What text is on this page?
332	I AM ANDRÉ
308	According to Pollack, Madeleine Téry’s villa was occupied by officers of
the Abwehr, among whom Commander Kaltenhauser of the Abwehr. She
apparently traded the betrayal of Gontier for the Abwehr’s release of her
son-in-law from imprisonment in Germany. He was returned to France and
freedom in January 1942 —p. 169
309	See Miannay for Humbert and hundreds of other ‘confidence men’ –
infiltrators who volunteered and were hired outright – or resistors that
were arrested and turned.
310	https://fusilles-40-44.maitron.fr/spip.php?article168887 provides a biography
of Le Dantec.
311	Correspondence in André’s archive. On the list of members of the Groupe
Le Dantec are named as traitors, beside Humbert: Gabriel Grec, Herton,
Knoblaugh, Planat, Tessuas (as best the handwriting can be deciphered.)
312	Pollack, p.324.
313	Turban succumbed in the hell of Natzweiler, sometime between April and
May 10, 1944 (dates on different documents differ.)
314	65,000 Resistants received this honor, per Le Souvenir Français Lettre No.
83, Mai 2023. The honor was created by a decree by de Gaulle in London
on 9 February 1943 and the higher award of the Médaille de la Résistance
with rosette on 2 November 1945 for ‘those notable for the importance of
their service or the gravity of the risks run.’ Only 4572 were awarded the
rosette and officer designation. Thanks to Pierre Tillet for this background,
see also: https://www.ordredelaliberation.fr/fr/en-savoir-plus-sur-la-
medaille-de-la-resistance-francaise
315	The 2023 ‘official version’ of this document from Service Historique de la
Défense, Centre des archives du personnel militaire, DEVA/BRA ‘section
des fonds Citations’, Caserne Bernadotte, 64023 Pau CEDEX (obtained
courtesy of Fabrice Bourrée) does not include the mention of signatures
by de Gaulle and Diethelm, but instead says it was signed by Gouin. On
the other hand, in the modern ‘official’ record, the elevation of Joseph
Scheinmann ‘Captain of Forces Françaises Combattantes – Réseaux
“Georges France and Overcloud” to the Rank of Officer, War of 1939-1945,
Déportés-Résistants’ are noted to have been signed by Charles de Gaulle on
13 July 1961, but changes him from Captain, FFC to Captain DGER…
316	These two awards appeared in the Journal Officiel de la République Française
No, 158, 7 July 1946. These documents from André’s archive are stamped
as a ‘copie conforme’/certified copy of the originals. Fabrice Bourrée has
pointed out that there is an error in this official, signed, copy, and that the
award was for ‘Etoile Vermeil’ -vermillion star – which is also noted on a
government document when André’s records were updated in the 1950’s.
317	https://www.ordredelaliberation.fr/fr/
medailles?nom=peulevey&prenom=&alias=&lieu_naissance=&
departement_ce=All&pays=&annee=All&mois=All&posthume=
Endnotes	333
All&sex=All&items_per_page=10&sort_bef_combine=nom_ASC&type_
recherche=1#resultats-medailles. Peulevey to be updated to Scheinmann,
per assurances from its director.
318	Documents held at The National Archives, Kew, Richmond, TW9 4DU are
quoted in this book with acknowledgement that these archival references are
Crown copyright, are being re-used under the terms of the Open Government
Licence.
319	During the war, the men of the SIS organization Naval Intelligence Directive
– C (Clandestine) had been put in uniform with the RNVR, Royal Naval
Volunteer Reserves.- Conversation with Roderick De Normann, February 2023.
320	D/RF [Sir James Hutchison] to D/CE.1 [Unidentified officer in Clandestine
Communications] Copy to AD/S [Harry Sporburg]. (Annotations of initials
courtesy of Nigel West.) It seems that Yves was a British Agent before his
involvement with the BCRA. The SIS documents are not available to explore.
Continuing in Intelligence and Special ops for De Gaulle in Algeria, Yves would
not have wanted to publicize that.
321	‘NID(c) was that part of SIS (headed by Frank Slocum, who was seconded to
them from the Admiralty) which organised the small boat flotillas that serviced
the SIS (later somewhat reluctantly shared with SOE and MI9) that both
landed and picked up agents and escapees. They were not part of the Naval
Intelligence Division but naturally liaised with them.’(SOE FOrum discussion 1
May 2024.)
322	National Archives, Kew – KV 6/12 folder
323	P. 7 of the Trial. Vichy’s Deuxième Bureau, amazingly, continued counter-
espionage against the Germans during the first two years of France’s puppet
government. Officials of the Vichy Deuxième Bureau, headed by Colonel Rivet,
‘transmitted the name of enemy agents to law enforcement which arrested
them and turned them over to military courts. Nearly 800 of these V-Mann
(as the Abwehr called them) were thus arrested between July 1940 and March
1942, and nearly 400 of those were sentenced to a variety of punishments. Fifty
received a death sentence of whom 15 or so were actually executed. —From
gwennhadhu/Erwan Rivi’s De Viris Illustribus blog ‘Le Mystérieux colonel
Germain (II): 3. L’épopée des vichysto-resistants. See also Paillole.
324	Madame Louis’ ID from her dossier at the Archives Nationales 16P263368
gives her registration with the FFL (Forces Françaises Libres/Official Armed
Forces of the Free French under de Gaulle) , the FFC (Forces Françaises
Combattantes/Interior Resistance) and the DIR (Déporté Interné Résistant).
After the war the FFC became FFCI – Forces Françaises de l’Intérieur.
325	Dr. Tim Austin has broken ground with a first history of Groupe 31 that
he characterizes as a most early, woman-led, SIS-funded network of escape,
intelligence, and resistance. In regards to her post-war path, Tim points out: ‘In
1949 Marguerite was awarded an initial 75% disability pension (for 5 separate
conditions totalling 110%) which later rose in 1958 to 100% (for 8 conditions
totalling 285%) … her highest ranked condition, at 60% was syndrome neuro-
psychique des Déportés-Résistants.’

+---+

* [Directive]: Every entry above needs to be quoted exactly.

* [Solved exercise]:
What text is on this page?
332	I AM ANDRÉ
308	According to Pollack, Madeleine Téry’s villa was occupied by officers of
the Abwehr, among whom Commander Kaltenhauser of the Abwehr. She
apparently traded the betrayal of Gontier for the Abwehr’s release of her
son-in-law from imprisonment in Germany. He was returned to France and
freedom in January 1942 —p. 169
309	See Miannay for Humbert and hundreds of other ‘confidence men’ –
infiltrators who volunteered and were hired outright – or resistors that
were arrested and turned.
310	https://fusilles-40-44.maitron.fr/spip.php?article168887 provides a biography
of Le Dantec.
311	Correspondence in André’s archive. On the list of members of the Groupe
Le Dantec are named as traitors, beside Humbert: Gabriel Grec, Herton,
Knoblaugh, Planat, Tessuas (as best the handwriting can be deciphered.)
312	Pollack, p.324.
313	Turban succumbed in the hell of Natzweiler, sometime between April and
May 10, 1944 (dates on different documents differ.)
314	65,000 Resistants received this honor, per Le Souvenir Français Lettre No.
83, Mai 2023. The honor was created by a decree by de Gaulle in London
on 9 February 1943 and the higher award of the Médaille de la Résistance
with rosette on 2 November 1945 for ‘those notable for the importance of
their service or the gravity of the risks run.’ Only 4572 were awarded the
rosette and officer designation. Thanks to Pierre Tillet for this background,
see also: https://www.ordredelaliberation.fr/fr/en-savoir-plus-sur-la-
medaille-de-la-resistance-francaise
315	The 2023 ‘official version’ of this document from Service Historique de la
Défense, Centre des archives du personnel militaire, DEVA/BRA ‘section
des fonds Citations’, Caserne Bernadotte, 64023 Pau CEDEX (obtained
courtesy of Fabrice Bourrée) does not include the mention of signatures
by de Gaulle and Diethelm, but instead says it was signed by Gouin. On
the other hand, in the modern ‘official’ record, the elevation of Joseph
Scheinmann ‘Captain of Forces Françaises Combattantes – Réseaux
“Georges France and Overcloud” to the Rank of Officer, War of 1939-1945,
Déportés-Résistants’ are noted to have been signed by Charles de Gaulle on
13 July 1961, but changes him from Captain, FFC to Captain DGER…
316	These two awards appeared in the Journal Officiel de la République Française
No, 158, 7 July 1946. These documents from André’s archive are stamped
as a ‘copie conforme’/certified copy of the originals. Fabrice Bourrée has
pointed out that there is an error in this official, signed, copy, and that the
award was for ‘Etoile Vermeil’ -vermillion star – which is also noted on a
government document when André’s records were updated in the 1950’s.
317	https://www.ordredelaliberation.fr/fr/
medailles?nom=peulevey&prenom=&alias=&lieu_naissance=&
departement_ce=All&pays=&annee=All&mois=All&posthume=
Endnotes	333
All&sex=All&items_per_page=10&sort_bef_combine=nom_ASC&type_
recherche=1#resultats-medailles. Peulevey to be updated to Scheinmann,
per assurances from its director.
318	Documents held at The National Archives, Kew, Richmond, TW9 4DU are
quoted in this book with acknowledgement that these archival references are
Crown copyright, are being re-used under the terms of the Open Government
Licence.
319	During the war, the men of the SIS organization Naval Intelligence Directive
– C (Clandestine) had been put in uniform with the RNVR, Royal Naval
Volunteer Reserves.- Conversation with Roderick De Normann, February 2023.
320	D/RF [Sir James Hutchison] to D/CE.1 [Unidentified officer in Clandestine
Communications] Copy to AD/S [Harry Sporburg]. (Annotations of initials
courtesy of Nigel West.) It seems that Yves was a British Agent before his
involvement with the BCRA. The SIS documents are not available to explore.
Continuing in Intelligence and Special ops for De Gaulle in Algeria, Yves would
not have wanted to publicize that.
321	‘NID(c) was that part of SIS (headed by Frank Slocum, who was seconded to
them from the Admiralty) which organised the small boat flotillas that serviced
the SIS (later somewhat reluctantly shared with SOE and MI9) that both
landed and picked up agents and escapees. They were not part of the Naval
Intelligence Division but naturally liaised with them.’(SOE FOrum discussion 1
May 2024.)
322	National Archives, Kew – KV 6/12 folder
323	P. 7 of the Trial. Vichy’s Deuxième Bureau, amazingly, continued counter-
espionage against the Germans during the first two years of France’s puppet
government. Officials of the Vichy Deuxième Bureau, headed by Colonel Rivet,
‘transmitted the name of enemy agents to law enforcement which arrested
them and turned them over to military courts. Nearly 800 of these V-Mann
(as the Abwehr called them) were thus arrested between July 1940 and March
1942, and nearly 400 of those were sentenced to a variety of punishments. Fifty
received a death sentence of whom 15 or so were actually executed. —From
gwennhadhu/Erwan Rivi’s De Viris Illustribus blog ‘Le Mystérieux colonel
Germain (II): 3. L’épopée des vichysto-resistants. See also Paillole.
324	Madame Louis’ ID from her dossier at the Archives Nationales 16P263368
gives her registration with the FFL (Forces Françaises Libres/Official Armed
Forces of the Free French under de Gaulle) , the FFC (Forces Françaises
Combattantes/Interior Resistance) and the DIR (Déporté Interné Résistant).
After the war the FFC became FFCI – Forces Françaises de l’Intérieur.
325	Dr. Tim Austin has broken ground with a first history of Groupe 31 that
he characterizes as a most early, woman-led, SIS-funded network of escape,
intelligence, and resistance. In regards to her post-war path, Tim points out: ‘In
1949 Marguerite was awarded an initial 75% disability pension (for 5 separate
conditions totalling 110%) which later rose in 1958 to 100% (for 8 conditions
totalling 285%) … her highest ranked condition, at 60% was syndrome neuro-
psychique des Déportés-Résistants.’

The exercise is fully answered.